[Data excerpts]
○ ○ ○ ○ ○
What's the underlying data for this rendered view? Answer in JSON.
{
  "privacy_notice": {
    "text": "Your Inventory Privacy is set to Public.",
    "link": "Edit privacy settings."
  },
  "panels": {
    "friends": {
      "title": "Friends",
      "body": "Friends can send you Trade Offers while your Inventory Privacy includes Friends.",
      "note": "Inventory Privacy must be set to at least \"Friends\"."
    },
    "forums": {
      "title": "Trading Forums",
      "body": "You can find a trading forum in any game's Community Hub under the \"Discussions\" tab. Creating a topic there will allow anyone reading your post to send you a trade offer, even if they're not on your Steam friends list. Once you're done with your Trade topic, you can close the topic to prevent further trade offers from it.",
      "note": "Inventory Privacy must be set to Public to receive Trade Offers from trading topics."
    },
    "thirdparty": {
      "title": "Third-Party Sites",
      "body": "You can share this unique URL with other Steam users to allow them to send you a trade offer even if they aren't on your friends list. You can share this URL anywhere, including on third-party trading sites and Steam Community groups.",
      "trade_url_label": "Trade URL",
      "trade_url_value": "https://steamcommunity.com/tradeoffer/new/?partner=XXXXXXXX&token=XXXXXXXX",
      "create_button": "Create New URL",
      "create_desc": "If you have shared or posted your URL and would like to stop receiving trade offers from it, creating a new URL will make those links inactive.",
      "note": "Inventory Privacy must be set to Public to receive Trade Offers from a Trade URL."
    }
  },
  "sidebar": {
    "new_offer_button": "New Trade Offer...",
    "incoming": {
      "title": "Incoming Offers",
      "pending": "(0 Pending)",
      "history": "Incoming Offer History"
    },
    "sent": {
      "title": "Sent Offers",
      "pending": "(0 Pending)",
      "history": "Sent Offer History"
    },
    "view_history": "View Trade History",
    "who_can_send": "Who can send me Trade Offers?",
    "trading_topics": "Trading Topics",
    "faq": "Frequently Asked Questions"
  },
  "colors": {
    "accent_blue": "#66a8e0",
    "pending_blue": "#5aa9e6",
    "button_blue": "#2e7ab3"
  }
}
○ ○ ○ ○ ○
What needs to be done -
Tally the lines in the entries above that hold the word "must". Reply with nothing but that count.

Task answer -
3